**Goal of the exercise**
In the material below, find each line holding the string "author" and copy it.

**Data extract**
***

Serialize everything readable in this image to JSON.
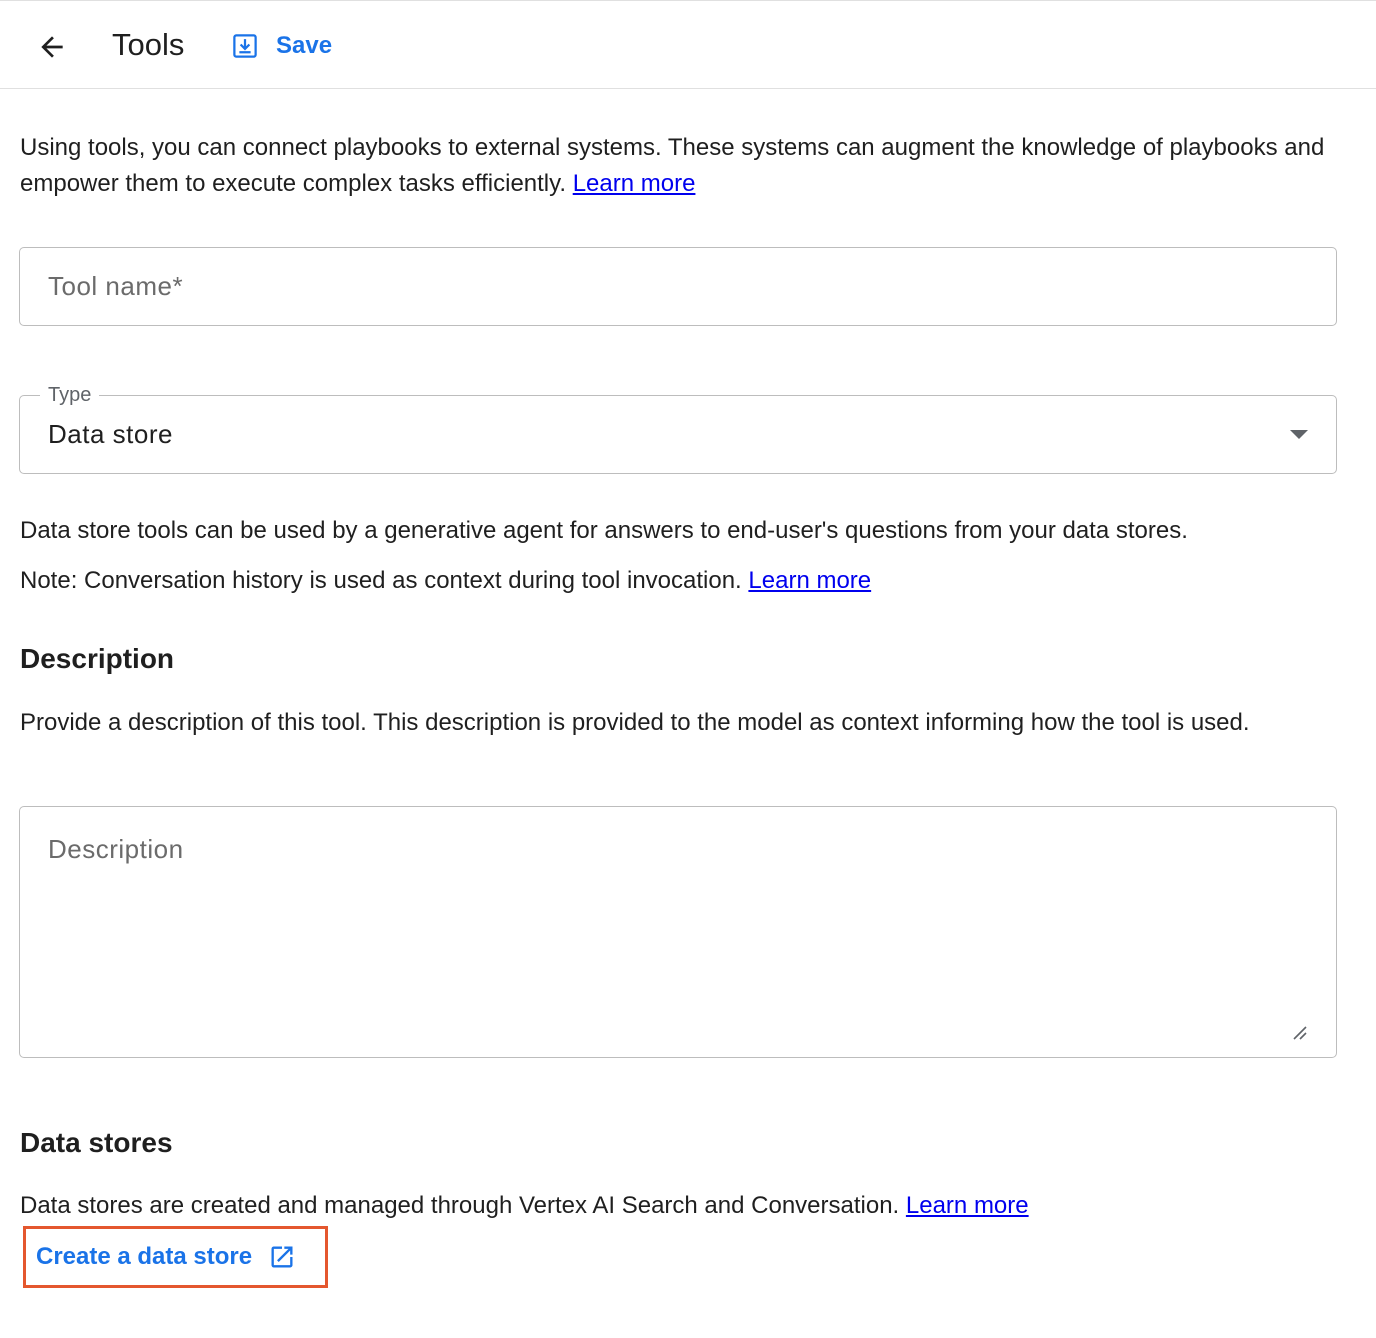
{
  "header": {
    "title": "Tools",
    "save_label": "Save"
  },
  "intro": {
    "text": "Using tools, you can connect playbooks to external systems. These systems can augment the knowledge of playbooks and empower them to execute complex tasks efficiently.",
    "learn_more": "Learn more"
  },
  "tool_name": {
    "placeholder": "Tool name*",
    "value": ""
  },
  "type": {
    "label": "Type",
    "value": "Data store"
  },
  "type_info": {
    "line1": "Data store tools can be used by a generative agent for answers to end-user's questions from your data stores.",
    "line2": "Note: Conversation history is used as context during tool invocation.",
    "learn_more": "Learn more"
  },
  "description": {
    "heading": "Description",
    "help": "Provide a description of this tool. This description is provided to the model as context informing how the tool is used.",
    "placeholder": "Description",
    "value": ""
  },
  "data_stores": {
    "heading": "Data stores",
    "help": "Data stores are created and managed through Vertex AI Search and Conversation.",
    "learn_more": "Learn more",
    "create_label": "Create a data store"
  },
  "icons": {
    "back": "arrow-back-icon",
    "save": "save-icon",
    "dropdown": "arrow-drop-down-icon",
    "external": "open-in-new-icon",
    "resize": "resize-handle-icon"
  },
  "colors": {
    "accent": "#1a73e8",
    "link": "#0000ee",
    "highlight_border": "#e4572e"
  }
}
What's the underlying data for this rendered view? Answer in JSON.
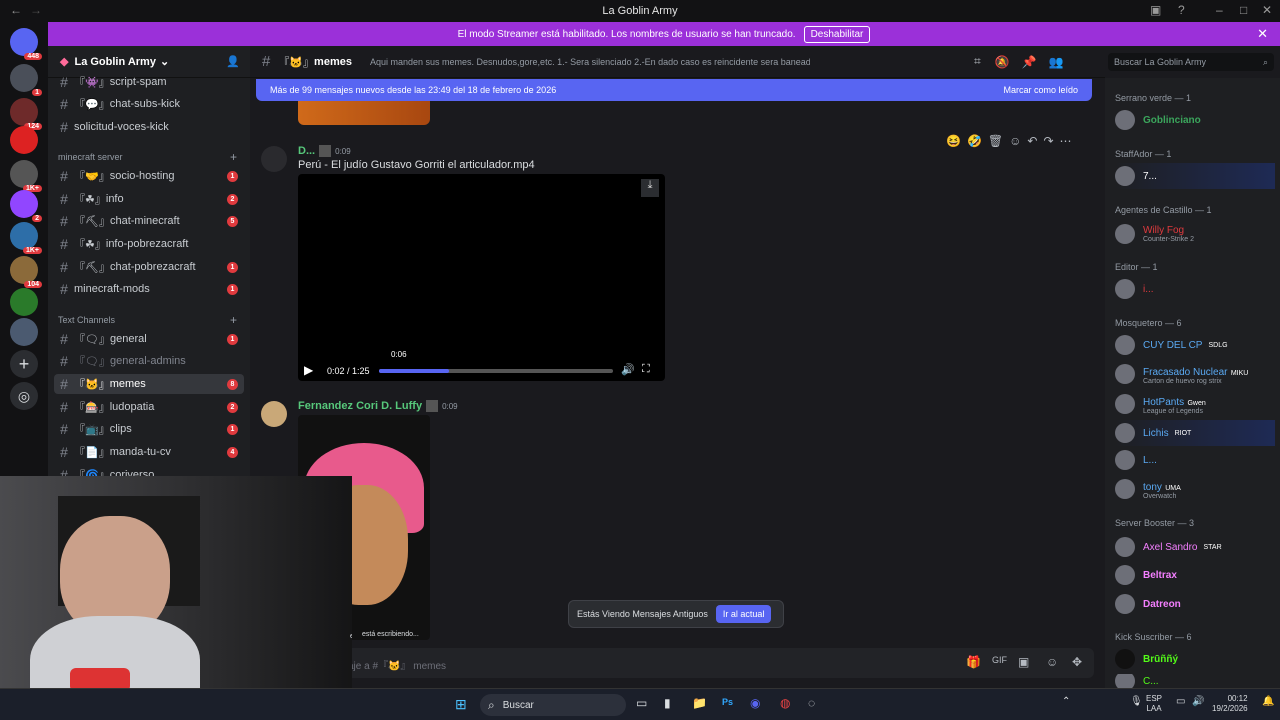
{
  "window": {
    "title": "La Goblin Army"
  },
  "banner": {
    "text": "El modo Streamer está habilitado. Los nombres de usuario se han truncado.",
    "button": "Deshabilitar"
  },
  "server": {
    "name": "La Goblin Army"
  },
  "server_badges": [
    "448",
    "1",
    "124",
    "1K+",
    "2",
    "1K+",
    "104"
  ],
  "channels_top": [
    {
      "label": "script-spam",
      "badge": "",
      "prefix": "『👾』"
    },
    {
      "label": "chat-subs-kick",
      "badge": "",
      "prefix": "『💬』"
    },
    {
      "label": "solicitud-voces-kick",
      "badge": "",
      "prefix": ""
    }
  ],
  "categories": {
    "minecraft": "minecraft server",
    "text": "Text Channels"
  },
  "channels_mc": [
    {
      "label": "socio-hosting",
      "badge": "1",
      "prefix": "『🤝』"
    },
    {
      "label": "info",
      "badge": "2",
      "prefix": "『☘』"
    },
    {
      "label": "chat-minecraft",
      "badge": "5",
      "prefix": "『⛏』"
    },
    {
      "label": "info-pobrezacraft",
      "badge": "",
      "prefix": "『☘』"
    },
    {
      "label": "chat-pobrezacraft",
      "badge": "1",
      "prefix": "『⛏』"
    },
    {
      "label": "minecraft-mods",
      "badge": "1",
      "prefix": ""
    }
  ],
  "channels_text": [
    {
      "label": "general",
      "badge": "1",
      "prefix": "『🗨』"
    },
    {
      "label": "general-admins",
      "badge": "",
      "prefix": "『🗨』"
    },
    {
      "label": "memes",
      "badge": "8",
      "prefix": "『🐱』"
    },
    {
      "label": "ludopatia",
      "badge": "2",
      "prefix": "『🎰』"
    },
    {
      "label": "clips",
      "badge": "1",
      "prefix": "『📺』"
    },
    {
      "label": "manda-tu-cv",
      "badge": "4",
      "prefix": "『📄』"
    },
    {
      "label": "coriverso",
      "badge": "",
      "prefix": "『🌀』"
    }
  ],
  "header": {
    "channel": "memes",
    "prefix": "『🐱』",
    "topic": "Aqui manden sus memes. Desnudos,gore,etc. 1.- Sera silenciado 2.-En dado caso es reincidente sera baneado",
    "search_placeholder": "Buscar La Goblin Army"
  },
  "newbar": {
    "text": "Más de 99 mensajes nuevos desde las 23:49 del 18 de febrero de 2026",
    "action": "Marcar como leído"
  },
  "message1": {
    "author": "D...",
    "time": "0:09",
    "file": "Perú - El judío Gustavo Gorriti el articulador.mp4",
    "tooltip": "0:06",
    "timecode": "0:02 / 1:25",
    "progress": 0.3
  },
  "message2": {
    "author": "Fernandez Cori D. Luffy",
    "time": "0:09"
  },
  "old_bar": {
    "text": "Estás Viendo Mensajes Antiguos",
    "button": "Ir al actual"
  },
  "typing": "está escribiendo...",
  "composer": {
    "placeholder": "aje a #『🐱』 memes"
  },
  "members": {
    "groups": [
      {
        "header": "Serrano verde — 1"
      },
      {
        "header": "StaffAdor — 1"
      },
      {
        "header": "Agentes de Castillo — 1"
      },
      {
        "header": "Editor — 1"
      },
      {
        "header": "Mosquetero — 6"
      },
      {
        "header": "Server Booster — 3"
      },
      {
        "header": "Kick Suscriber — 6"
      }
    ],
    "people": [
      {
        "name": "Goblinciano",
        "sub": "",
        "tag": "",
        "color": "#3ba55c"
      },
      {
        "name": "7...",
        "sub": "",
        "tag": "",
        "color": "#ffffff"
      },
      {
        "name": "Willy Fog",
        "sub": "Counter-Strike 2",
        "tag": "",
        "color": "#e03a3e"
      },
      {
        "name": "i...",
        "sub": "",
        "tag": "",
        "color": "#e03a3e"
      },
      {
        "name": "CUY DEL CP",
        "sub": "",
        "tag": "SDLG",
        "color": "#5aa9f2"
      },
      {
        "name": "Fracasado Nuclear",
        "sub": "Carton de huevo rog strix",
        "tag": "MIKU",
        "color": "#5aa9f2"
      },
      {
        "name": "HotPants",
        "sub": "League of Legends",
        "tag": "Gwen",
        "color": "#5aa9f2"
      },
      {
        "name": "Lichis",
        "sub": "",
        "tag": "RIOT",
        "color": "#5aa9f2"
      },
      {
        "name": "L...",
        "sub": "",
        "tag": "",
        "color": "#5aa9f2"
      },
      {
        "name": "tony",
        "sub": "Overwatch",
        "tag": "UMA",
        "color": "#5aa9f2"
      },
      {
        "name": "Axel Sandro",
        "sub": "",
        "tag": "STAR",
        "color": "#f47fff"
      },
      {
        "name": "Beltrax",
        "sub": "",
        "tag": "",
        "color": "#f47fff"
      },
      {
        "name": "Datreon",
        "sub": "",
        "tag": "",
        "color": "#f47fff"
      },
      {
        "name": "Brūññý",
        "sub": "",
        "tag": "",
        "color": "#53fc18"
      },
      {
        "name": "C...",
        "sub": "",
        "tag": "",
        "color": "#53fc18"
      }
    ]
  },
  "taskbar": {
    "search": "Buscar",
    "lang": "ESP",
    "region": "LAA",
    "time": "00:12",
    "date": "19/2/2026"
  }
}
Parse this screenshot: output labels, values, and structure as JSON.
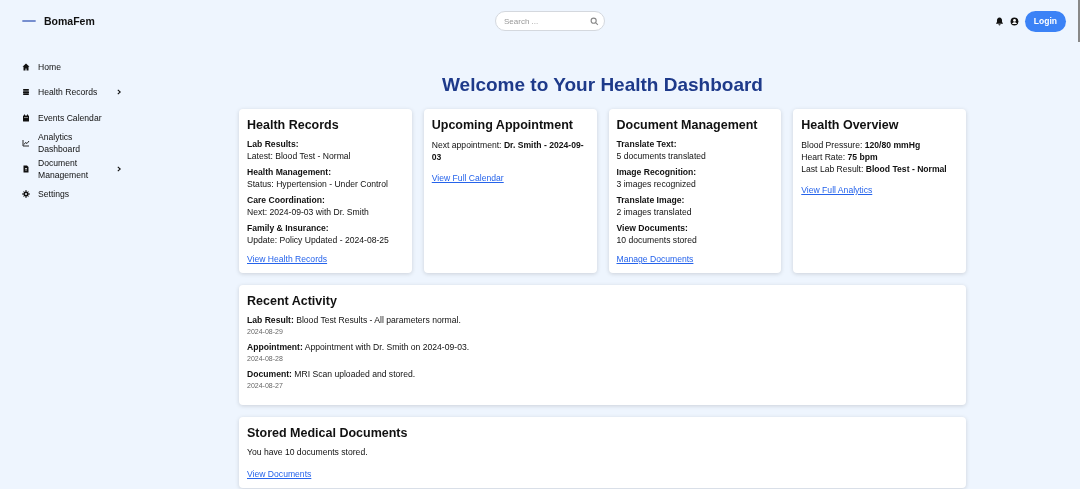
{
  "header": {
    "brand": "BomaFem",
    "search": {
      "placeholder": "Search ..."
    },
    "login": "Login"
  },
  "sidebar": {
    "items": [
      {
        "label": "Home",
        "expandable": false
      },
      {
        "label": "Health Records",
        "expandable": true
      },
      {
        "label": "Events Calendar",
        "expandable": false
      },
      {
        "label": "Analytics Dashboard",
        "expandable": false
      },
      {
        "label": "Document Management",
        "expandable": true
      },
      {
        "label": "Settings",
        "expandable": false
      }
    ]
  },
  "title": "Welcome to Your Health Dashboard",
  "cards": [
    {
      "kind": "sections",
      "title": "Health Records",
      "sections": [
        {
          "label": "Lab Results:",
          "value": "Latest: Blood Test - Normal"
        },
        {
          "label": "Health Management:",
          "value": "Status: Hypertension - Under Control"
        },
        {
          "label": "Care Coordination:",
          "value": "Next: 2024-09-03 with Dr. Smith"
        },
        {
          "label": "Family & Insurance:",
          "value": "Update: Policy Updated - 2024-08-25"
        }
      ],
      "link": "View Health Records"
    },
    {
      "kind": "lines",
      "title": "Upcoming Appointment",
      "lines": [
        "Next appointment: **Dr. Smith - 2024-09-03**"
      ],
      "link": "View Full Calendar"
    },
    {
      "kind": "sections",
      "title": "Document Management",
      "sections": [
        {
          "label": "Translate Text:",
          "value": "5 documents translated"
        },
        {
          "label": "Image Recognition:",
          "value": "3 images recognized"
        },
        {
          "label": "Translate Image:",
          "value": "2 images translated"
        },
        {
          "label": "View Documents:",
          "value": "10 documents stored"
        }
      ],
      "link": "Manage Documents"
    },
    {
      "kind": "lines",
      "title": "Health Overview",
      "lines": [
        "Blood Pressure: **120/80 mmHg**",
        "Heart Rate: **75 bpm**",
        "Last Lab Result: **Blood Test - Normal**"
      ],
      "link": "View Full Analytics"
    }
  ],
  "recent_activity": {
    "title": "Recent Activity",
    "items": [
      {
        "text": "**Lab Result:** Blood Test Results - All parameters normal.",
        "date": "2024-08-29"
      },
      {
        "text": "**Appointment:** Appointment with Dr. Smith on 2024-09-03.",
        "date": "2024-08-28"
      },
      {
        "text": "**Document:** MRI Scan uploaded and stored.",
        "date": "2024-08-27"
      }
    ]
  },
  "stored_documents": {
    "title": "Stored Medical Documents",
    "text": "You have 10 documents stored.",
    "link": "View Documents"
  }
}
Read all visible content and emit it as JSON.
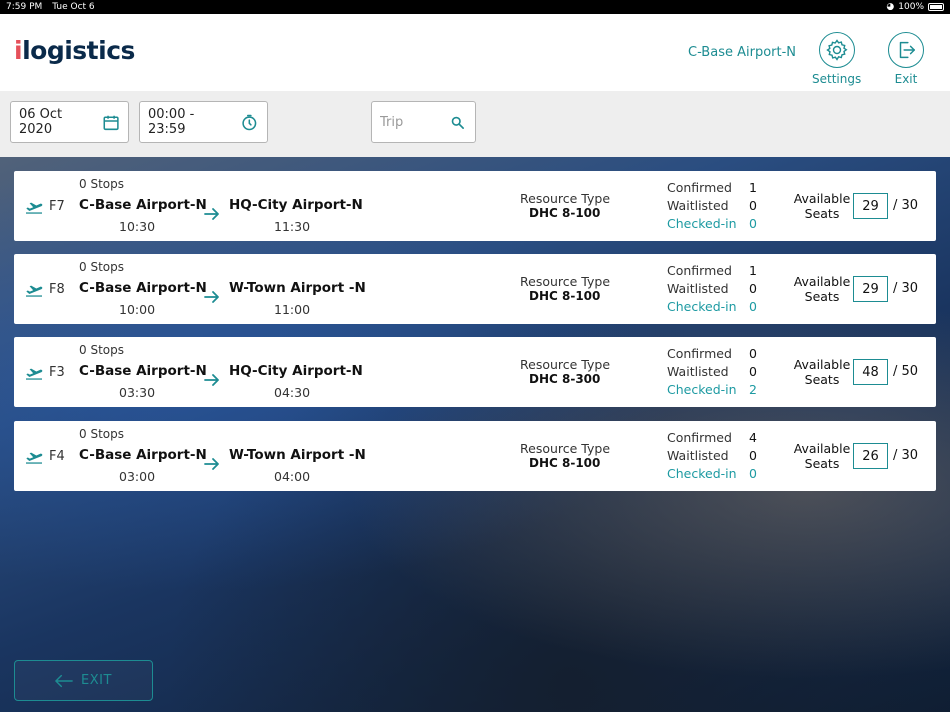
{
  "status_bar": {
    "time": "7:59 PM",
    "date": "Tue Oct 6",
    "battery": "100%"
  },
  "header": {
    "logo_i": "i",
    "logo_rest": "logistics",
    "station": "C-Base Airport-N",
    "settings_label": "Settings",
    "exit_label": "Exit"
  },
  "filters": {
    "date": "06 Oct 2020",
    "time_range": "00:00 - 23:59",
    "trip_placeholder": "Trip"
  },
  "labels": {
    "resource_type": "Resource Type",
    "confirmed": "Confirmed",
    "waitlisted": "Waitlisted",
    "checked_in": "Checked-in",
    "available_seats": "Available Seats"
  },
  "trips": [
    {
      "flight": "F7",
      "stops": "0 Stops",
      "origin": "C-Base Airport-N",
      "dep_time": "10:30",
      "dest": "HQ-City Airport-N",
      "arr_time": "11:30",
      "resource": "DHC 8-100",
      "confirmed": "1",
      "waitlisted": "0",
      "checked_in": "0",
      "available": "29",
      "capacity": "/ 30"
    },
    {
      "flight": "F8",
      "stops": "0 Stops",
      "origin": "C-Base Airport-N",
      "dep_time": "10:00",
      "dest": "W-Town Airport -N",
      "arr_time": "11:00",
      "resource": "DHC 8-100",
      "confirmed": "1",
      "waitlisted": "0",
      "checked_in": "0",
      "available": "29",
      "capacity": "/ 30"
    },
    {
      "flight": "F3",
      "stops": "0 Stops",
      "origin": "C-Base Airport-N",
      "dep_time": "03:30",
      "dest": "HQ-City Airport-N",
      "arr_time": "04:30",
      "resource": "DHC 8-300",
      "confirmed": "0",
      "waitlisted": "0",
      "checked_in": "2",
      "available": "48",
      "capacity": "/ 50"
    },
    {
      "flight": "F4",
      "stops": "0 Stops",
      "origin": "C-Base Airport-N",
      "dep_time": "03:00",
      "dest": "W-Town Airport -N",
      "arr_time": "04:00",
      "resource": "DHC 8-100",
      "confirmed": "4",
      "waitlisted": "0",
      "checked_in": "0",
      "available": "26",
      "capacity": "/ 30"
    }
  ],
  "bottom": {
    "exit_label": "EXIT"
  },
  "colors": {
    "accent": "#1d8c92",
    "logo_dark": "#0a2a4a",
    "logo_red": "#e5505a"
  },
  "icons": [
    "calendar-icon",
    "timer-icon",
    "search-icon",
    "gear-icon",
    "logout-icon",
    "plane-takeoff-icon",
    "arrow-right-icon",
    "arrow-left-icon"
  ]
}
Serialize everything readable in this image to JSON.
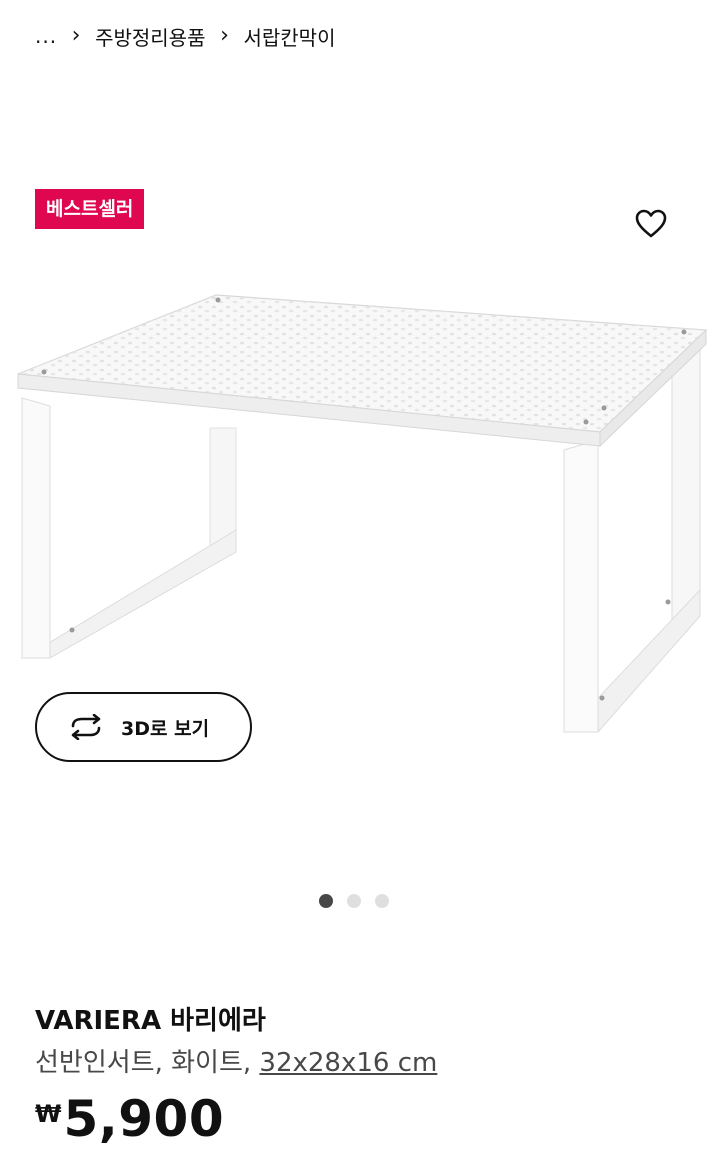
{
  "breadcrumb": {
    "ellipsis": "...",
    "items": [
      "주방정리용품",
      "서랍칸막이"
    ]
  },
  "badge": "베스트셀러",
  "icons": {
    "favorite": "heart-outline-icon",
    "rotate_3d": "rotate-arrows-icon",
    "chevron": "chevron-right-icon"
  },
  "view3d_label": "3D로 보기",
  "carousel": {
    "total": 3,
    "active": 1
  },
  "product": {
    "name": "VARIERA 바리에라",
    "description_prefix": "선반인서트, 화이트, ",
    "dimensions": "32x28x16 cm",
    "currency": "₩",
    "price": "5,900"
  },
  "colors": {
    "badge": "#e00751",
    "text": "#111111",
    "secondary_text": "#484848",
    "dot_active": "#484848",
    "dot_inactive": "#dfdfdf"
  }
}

***

**Task answer**
    "author": "D...",
    "author": "Fernandez Cori D. Luffy",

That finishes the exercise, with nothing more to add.